INSTRUCTION
From the entries below, pull out each line where "ACQUA" appears.

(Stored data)
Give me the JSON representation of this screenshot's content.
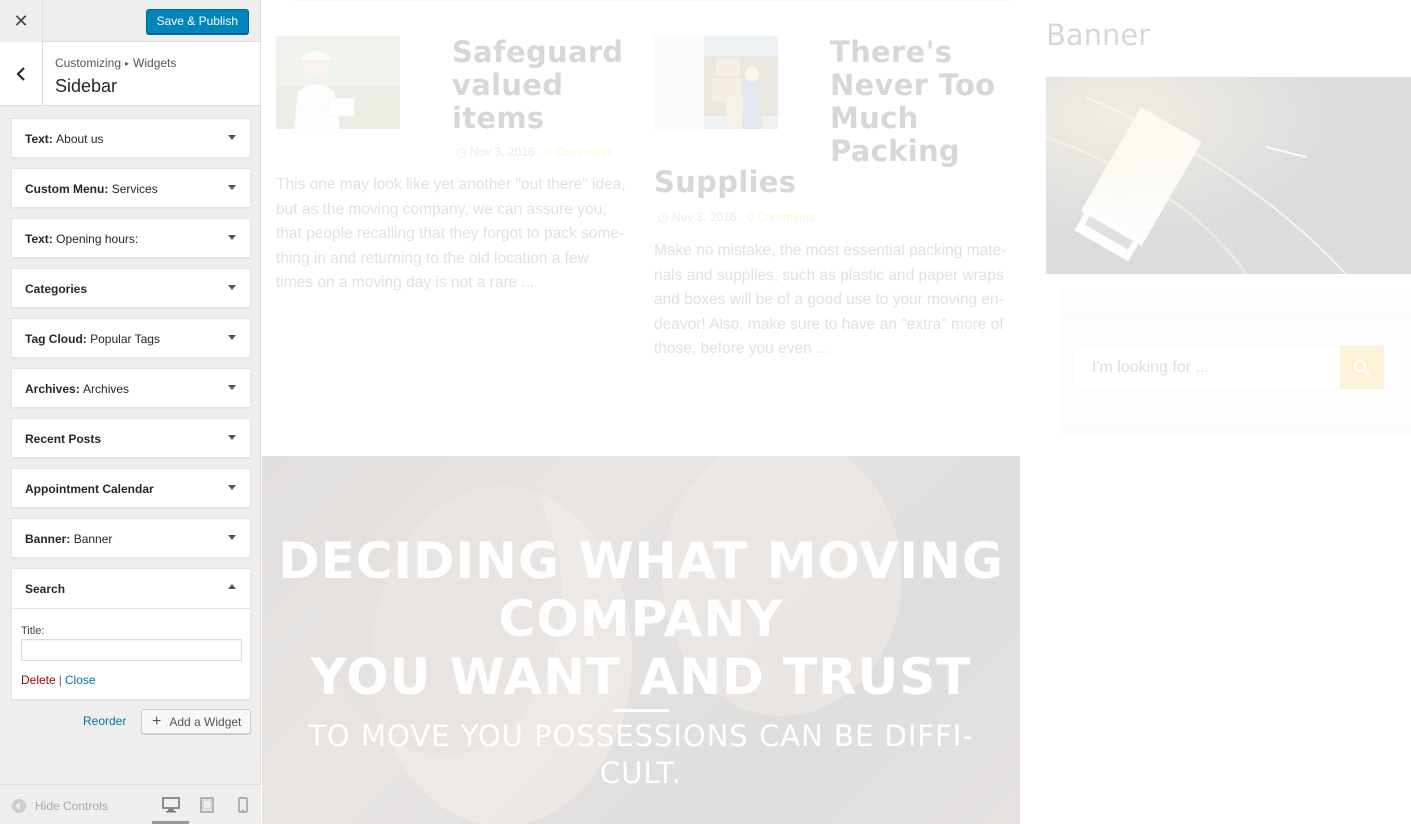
{
  "customizer": {
    "close_glyph": "✕",
    "save_label": "Save & Publish",
    "breadcrumb": {
      "root": "Customizing",
      "separator": "▸",
      "current": "Widgets"
    },
    "section_title": "Sidebar",
    "widgets": [
      {
        "type": "Text",
        "name": "About us"
      },
      {
        "type": "Custom Menu",
        "name": "Services"
      },
      {
        "type": "Text",
        "name": "Opening hours:"
      },
      {
        "type": "Categories",
        "name": ""
      },
      {
        "type": "Tag Cloud",
        "name": "Popular Tags"
      },
      {
        "type": "Archives",
        "name": "Archives"
      },
      {
        "type": "Recent Posts",
        "name": ""
      },
      {
        "type": "Appointment Calendar",
        "name": ""
      },
      {
        "type": "Banner",
        "name": "Banner"
      },
      {
        "type": "Search",
        "name": ""
      }
    ],
    "search_widget": {
      "title_label": "Title:",
      "title_value": "",
      "delete_label": "Delete",
      "pipe": "|",
      "close_label": "Close"
    },
    "reorder_label": "Reorder",
    "add_widget_label": "Add a Widget",
    "add_widget_glyph": "+",
    "hide_controls_label": "Hide Controls",
    "colors": {
      "primary": "#0085ba",
      "link": "#0073aa",
      "delete": "#aa0000"
    }
  },
  "preview": {
    "posts": [
      {
        "title": [
          "Safeguard",
          "valued",
          "items"
        ],
        "date": "Nov 3, 2016",
        "comments": "0 Comments",
        "excerpt": [
          "This one may look like yet another \"out there\" idea,",
          "but as the moving company, we can assure you,",
          "that people recalling that they forgot to pack some-",
          "thing in and returning to the old location a few",
          "times on a moving day is not a rare ..."
        ]
      },
      {
        "title": [
          "There's",
          "Never Too",
          "Much",
          "Packing"
        ],
        "title_tail": "Supplies",
        "date": "Nov 3, 2016",
        "comments": "0 Comments",
        "excerpt": [
          "Make no mistake, the most essential packing mate-",
          "rials and supplies, such as plastic and paper wraps",
          "and boxes will be of a good use to your moving en-",
          "deavor! Also, make sure to have an \"extra\" more of",
          "those, before you even ..."
        ]
      }
    ],
    "hero": {
      "headline": [
        "DECIDING WHAT MOVING",
        "COMPANY",
        "YOU WANT AND TRUST"
      ],
      "subline": [
        "TO MOVE YOU POSSESSIONS CAN BE DIFFI-",
        "CULT."
      ]
    },
    "banner_title": "Banner",
    "search_placeholder": "I'm looking for ...",
    "accent": "#f0b429"
  }
}
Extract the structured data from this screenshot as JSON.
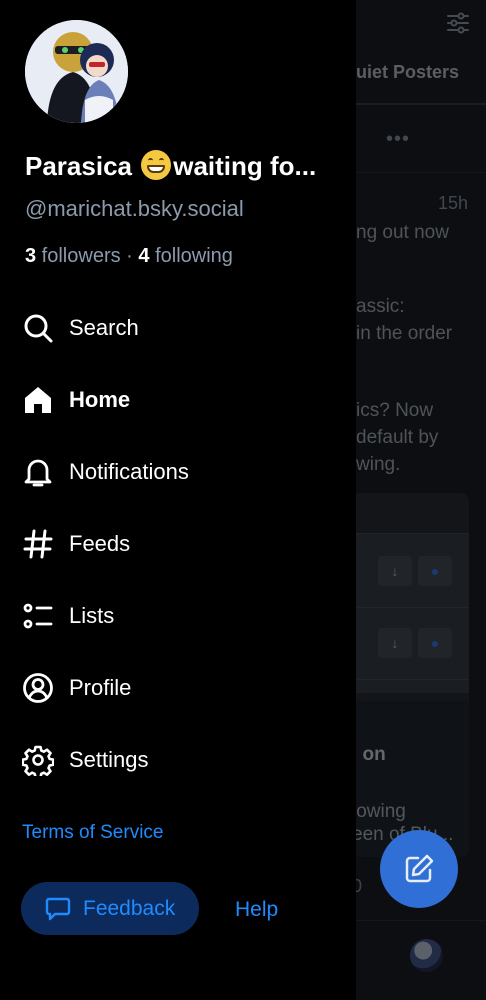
{
  "background_feed": {
    "tab_label": "uiet Posters",
    "more_label": "•••",
    "post_time": "15h",
    "post_lines": [
      "ng out now",
      "assic:",
      "in the order",
      "ics? Now",
      "default by",
      "wing."
    ],
    "card_title": "l on",
    "card_lines": [
      "lowing",
      "een of Blu..."
    ],
    "footer_count": "0",
    "fab_icon": "compose-icon",
    "filter_icon": "sliders-icon"
  },
  "drawer": {
    "profile": {
      "display_name_before": "Parasica ",
      "emoji": "grinning-face-emoji",
      "display_name_after": "waiting fo...",
      "handle": "@marichat.bsky.social",
      "followers_count": "3",
      "followers_label": " followers",
      "separator": " · ",
      "following_count": "4",
      "following_label": " following"
    },
    "nav": [
      {
        "label": "Search",
        "icon": "search-icon",
        "active": false
      },
      {
        "label": "Home",
        "icon": "home-icon",
        "active": true
      },
      {
        "label": "Notifications",
        "icon": "bell-icon",
        "active": false
      },
      {
        "label": "Feeds",
        "icon": "hashtag-icon",
        "active": false
      },
      {
        "label": "Lists",
        "icon": "list-icon",
        "active": false
      },
      {
        "label": "Profile",
        "icon": "user-circle-icon",
        "active": false
      },
      {
        "label": "Settings",
        "icon": "gear-icon",
        "active": false
      }
    ],
    "terms_label": "Terms of Service",
    "feedback_label": "Feedback",
    "feedback_icon": "message-icon",
    "help_label": "Help"
  },
  "colors": {
    "accent": "#208bfe",
    "drawer_bg": "#000000",
    "muted_text": "#8c9bab",
    "feedback_bg": "#0c2b5c"
  }
}
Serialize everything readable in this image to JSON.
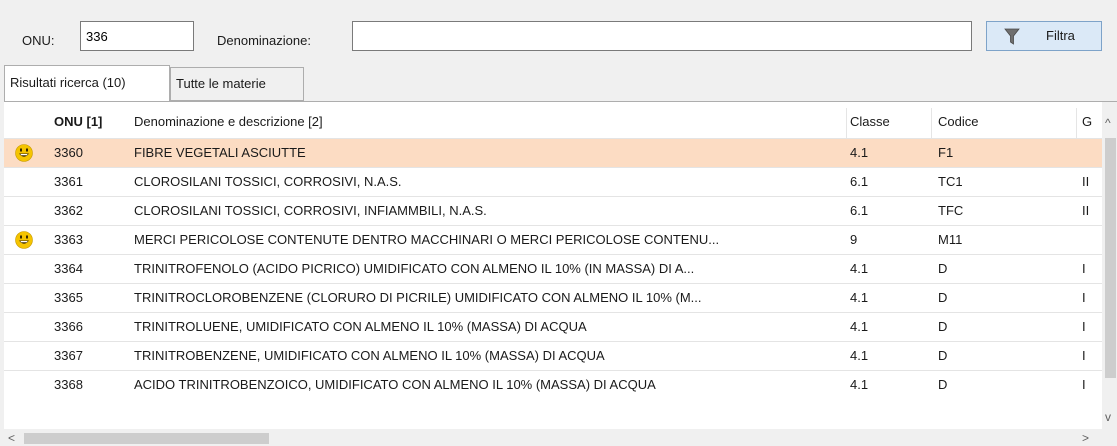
{
  "search": {
    "onu_label": "ONU:",
    "onu_value": "336",
    "denominazione_label": "Denominazione:",
    "denominazione_value": "",
    "filter_label": "Filtra"
  },
  "tabs": [
    {
      "label": "Risultati ricerca (10)",
      "active": true
    },
    {
      "label": "Tutte le materie",
      "active": false
    }
  ],
  "table": {
    "headers": {
      "onu": "ONU [1]",
      "denominazione": "Denominazione e descrizione [2]",
      "classe": "Classe",
      "codice": "Codice",
      "g": "G"
    },
    "rows": [
      {
        "icon": "smiley-icon",
        "onu": "3360",
        "desc": "FIBRE VEGETALI ASCIUTTE",
        "classe": "4.1",
        "codice": "F1",
        "g": "",
        "selected": true
      },
      {
        "icon": "",
        "onu": "3361",
        "desc": "CLOROSILANI TOSSICI, CORROSIVI, N.A.S.",
        "classe": "6.1",
        "codice": "TC1",
        "g": "II",
        "selected": false
      },
      {
        "icon": "",
        "onu": "3362",
        "desc": "CLOROSILANI TOSSICI, CORROSIVI, INFIAMMBILI, N.A.S.",
        "classe": "6.1",
        "codice": "TFC",
        "g": "II",
        "selected": false
      },
      {
        "icon": "smiley-icon",
        "onu": "3363",
        "desc": "MERCI PERICOLOSE CONTENUTE DENTRO MACCHINARI O MERCI PERICOLOSE CONTENU...",
        "classe": "9",
        "codice": "M11",
        "g": "",
        "selected": false
      },
      {
        "icon": "",
        "onu": "3364",
        "desc": "TRINITROFENOLO (ACIDO PICRICO) UMIDIFICATO CON ALMENO IL 10% (IN MASSA) DI A...",
        "classe": "4.1",
        "codice": "D",
        "g": "I",
        "selected": false
      },
      {
        "icon": "",
        "onu": "3365",
        "desc": "TRINITROCLOROBENZENE (CLORURO DI PICRILE) UMIDIFICATO CON ALMENO IL 10% (M...",
        "classe": "4.1",
        "codice": "D",
        "g": "I",
        "selected": false
      },
      {
        "icon": "",
        "onu": "3366",
        "desc": "TRINITROLUENE, UMIDIFICATO CON ALMENO IL 10% (MASSA) DI ACQUA",
        "classe": "4.1",
        "codice": "D",
        "g": "I",
        "selected": false
      },
      {
        "icon": "",
        "onu": "3367",
        "desc": "TRINITROBENZENE, UMIDIFICATO CON ALMENO IL 10% (MASSA) DI ACQUA",
        "classe": "4.1",
        "codice": "D",
        "g": "I",
        "selected": false
      },
      {
        "icon": "",
        "onu": "3368",
        "desc": "ACIDO TRINITROBENZOICO, UMIDIFICATO CON ALMENO IL 10% (MASSA) DI ACQUA",
        "classe": "4.1",
        "codice": "D",
        "g": "I",
        "selected": false
      }
    ]
  },
  "scrollbars": {
    "up": "^",
    "down": "v",
    "left": "<",
    "right": ">"
  },
  "colors": {
    "selected_row": "#fcdcc3",
    "filter_button": "#dbe9f7",
    "smiley": "#f5c400"
  }
}
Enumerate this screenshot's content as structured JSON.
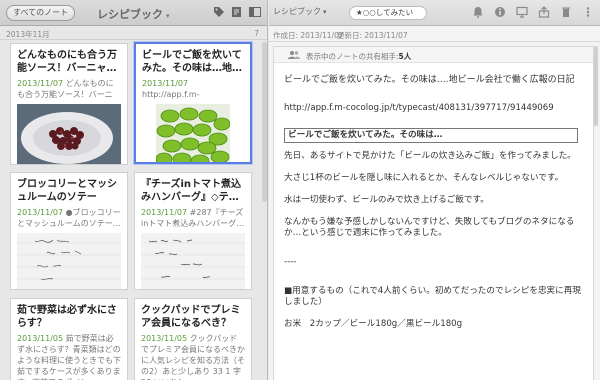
{
  "left_toolbar": {
    "all_notes_button": "すべてのノート",
    "notebook_title": "レシピブック",
    "notebook_caret": "▾"
  },
  "list_header": {
    "month": "2013年11月",
    "count": "7"
  },
  "cards": [
    {
      "title": "どんなものにも合う万能ソース！バーニャ…",
      "date": "2013/11/07",
      "snippet": "どんなものにも合う万能ソース！バーニャ…"
    },
    {
      "title": "ビールでご飯を炊いてみた。その味は…地…",
      "date": "2013/11/07",
      "snippet": "http://app.f.m-cocolog.jp/t/typecast/40…"
    },
    {
      "title": "ブロッコリーとマッシュルームのソテー",
      "date": "2013/11/07",
      "snippet": "●ブロッコリーとマッシュルームのソテー…"
    },
    {
      "title": "『チーズinトマト煮込みハンバーグ』◇テ…",
      "date": "2013/11/07",
      "snippet": "#287『チーズinトマト煮込みハンバーグ…"
    },
    {
      "title": "茹で野菜は必ず水にさらす？",
      "date": "2013/11/05",
      "snippet": "茹で野菜は必ず水にさらす？青菜類はどのような料理に使うときでも下茹でするケースが多くあります。下茹でのポイン…"
    },
    {
      "title": "クックパッドでプレミア会員になるべき？",
      "date": "2013/11/05",
      "snippet": "クックパッドでプレミア会員になるべきかに人気レシピを知る方法（その2）あと少しあり 33 1 字 28 いいね！"
    }
  ],
  "right_toolbar": {
    "notebook_select": "レシピブック",
    "tag": "★○○してみたい"
  },
  "meta": {
    "created": "作成日: 2013/11/07",
    "updated": "更新日: 2013/11/07"
  },
  "share_bar": {
    "label": "表示中のノートの共有相手:",
    "count": "5人"
  },
  "note": {
    "title": "ビールでご飯を炊いてみた。その味は….地ビール会社で働く広報の日記",
    "url": "http://app.f.m-cocolog.jp/t/typecast/408131/397717/91449069",
    "heading": "ビールでご飯を炊いてみた。その味は…",
    "p1": "先日、あるサイトで見かけた「ビールの炊き込みご飯」を作ってみました。",
    "p2": "大さじ1杯のビールを隠し味に入れるとか、そんなレベルじゃないです。",
    "p3": "水は一切使わず、ビールのみで炊き上げるご飯です。",
    "p4": "なんかもう嫌な予感しかしないんですけど、失敗してもブログのネタになるか…という感じで週末に作ってみました。",
    "sep": "----",
    "p5": "■用意するもの（これで4人前くらい。初めてだったのでレシピを忠実に再現しました）",
    "p6": "お米　2カップ／ビール180g／黒ビール180g"
  }
}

COMPLETED EXERCISE
        "desc": "TRINITROLUENE, UMIDIFICATO CON ALMENO IL 10% (MASSA) DI ACQUA",
        "desc": "TRINITROBENZENE, UMIDIFICATO CON ALMENO IL 10% (MASSA) DI ACQUA",
        "desc": "ACIDO TRINITROBENZOICO, UMIDIFICATO CON ALMENO IL 10% (MASSA) DI ACQUA",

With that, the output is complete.